→ **JOB**: Write only the number of lines holding the string "object".

→ **Dataset items**:
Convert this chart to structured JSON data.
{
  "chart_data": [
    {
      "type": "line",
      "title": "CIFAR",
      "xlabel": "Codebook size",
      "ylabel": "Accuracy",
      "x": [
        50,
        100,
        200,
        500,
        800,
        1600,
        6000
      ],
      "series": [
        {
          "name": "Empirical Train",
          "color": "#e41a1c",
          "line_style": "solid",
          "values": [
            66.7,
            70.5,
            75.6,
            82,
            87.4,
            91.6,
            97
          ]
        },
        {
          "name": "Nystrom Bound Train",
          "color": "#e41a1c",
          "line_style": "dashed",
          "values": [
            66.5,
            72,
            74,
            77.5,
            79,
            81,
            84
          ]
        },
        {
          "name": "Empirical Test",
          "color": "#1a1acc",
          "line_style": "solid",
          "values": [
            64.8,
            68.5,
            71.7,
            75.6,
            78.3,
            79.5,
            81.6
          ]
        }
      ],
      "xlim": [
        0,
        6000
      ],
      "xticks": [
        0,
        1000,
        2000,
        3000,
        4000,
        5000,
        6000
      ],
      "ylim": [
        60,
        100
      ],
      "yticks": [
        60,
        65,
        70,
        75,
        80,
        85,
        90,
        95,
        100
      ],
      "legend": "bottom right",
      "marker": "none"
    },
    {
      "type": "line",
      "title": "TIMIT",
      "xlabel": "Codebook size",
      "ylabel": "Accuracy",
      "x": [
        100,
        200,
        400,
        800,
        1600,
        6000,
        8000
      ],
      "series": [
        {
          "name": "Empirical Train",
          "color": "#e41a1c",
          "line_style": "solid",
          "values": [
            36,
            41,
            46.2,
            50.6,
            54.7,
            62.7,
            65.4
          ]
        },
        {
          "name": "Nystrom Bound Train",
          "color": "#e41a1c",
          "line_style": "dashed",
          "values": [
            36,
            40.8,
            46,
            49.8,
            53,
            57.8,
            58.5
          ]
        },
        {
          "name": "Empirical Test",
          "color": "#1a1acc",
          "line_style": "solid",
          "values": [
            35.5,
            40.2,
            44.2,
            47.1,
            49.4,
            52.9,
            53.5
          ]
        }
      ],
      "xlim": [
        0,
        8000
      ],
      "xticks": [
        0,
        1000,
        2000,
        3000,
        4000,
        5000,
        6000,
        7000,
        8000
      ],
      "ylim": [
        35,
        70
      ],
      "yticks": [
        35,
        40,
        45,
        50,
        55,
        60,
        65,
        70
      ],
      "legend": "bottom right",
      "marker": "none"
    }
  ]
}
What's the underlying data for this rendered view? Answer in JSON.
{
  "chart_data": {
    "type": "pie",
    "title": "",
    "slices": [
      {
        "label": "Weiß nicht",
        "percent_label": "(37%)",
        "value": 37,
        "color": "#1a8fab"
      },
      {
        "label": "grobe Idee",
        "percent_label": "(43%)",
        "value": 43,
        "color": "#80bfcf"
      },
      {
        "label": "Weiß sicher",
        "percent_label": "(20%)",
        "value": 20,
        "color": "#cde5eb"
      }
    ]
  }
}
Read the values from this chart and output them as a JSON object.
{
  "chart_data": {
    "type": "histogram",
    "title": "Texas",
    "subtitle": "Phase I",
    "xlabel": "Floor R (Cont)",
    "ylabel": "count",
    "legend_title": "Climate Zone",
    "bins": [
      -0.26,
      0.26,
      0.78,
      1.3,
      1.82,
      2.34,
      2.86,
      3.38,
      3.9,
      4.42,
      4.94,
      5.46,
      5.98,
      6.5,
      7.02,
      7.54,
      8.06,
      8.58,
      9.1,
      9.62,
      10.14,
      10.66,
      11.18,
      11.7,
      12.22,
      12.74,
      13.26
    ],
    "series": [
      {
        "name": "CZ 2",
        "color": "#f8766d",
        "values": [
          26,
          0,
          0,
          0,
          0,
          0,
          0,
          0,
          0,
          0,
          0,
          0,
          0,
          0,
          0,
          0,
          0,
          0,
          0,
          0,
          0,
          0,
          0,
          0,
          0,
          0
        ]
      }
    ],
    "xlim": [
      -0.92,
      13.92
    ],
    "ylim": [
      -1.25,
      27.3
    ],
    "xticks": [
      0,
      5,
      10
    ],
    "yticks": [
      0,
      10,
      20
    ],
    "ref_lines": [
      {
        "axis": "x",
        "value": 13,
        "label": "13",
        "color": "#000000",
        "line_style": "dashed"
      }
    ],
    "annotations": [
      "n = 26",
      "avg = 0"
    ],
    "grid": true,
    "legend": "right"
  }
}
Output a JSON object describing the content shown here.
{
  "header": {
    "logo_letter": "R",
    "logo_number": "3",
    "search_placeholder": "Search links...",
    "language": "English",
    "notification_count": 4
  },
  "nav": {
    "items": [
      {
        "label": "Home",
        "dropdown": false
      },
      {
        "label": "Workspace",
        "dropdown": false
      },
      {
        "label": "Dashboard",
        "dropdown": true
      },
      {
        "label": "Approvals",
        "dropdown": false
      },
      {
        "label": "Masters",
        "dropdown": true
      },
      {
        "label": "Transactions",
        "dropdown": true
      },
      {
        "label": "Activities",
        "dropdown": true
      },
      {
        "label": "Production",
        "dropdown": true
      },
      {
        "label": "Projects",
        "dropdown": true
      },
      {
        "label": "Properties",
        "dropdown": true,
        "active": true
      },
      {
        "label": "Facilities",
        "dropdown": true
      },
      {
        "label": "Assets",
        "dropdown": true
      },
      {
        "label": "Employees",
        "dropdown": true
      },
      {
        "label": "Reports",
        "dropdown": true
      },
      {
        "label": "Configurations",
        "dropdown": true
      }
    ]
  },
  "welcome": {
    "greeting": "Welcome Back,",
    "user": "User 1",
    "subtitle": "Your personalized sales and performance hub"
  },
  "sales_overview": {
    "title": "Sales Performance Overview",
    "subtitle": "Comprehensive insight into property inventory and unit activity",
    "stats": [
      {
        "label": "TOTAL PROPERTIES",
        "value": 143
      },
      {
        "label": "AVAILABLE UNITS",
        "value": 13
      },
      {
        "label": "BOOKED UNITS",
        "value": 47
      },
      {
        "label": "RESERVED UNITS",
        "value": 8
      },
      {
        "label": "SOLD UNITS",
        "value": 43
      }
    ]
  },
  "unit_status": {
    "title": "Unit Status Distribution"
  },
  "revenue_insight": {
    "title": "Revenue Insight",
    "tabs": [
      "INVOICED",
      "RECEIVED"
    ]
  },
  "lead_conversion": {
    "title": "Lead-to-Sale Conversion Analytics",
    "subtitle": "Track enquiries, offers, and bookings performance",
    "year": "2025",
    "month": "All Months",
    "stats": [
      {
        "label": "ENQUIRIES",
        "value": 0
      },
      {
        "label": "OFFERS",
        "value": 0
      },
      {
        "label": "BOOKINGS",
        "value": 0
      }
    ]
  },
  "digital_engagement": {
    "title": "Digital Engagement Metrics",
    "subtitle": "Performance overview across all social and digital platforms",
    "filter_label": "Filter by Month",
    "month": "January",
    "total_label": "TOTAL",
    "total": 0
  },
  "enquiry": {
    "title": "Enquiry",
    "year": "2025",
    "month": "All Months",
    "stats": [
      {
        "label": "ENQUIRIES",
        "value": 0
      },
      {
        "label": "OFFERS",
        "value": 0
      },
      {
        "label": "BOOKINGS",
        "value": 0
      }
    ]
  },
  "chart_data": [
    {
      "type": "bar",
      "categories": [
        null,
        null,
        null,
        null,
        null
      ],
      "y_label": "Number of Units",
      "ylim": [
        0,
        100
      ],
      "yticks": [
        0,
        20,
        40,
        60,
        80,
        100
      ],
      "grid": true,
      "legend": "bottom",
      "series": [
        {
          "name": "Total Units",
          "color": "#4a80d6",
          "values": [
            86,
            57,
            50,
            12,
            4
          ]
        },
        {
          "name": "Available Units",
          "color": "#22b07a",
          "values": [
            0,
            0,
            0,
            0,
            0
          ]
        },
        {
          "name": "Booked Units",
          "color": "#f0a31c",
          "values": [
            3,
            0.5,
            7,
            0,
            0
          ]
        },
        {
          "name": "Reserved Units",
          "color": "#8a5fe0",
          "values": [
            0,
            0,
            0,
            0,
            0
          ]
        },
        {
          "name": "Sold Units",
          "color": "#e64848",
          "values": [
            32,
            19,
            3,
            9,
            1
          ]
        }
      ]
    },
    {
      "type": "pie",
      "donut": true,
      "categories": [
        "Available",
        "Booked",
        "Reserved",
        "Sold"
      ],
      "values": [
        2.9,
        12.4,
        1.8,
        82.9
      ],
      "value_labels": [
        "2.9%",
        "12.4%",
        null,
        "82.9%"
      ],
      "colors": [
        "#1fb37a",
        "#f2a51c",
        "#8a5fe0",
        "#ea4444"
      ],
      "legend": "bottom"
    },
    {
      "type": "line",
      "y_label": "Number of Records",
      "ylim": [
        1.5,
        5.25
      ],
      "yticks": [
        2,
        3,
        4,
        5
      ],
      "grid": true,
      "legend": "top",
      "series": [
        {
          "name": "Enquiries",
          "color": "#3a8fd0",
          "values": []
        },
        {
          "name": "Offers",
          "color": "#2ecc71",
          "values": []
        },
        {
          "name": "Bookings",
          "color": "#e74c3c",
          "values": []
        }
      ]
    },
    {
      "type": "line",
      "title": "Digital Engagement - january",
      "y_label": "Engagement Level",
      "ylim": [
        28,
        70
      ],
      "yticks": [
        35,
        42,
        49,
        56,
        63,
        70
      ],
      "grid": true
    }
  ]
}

→ **IN RESPONSE**: 2